• DATASET RECORDS:
----

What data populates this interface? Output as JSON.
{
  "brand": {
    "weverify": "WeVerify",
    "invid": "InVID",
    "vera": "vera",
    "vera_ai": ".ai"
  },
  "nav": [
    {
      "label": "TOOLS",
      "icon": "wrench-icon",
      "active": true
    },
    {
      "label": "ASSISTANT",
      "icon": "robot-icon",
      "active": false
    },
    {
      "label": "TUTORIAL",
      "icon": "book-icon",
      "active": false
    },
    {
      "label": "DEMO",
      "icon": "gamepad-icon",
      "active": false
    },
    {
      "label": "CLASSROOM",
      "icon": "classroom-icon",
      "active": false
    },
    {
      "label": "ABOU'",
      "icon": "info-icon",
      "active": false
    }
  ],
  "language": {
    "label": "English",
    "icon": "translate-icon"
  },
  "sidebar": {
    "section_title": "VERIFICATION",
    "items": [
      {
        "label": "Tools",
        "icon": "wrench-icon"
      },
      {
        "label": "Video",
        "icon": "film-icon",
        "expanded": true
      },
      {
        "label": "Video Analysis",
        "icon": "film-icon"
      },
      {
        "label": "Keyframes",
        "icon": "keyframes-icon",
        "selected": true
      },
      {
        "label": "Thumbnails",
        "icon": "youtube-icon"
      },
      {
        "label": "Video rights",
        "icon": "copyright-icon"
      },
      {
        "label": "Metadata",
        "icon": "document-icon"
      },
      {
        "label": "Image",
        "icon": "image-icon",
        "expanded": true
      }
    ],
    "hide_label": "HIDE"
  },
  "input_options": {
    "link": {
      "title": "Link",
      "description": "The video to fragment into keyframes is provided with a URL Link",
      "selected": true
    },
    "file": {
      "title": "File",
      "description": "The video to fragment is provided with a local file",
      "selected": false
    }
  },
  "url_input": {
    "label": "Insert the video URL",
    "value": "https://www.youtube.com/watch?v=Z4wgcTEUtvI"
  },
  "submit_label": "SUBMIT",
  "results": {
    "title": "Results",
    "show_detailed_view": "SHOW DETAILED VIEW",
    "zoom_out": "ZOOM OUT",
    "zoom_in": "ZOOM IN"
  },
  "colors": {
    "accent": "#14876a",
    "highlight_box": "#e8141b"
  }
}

----

• AIM OF THE EXERCISE:
Search the records for the word "provided", then list every line that has it.

• EXERCISE RESULT:
      "description": "The video to fragment into keyframes is provided with a URL Link",
      "description": "The video to fragment is provided with a local file",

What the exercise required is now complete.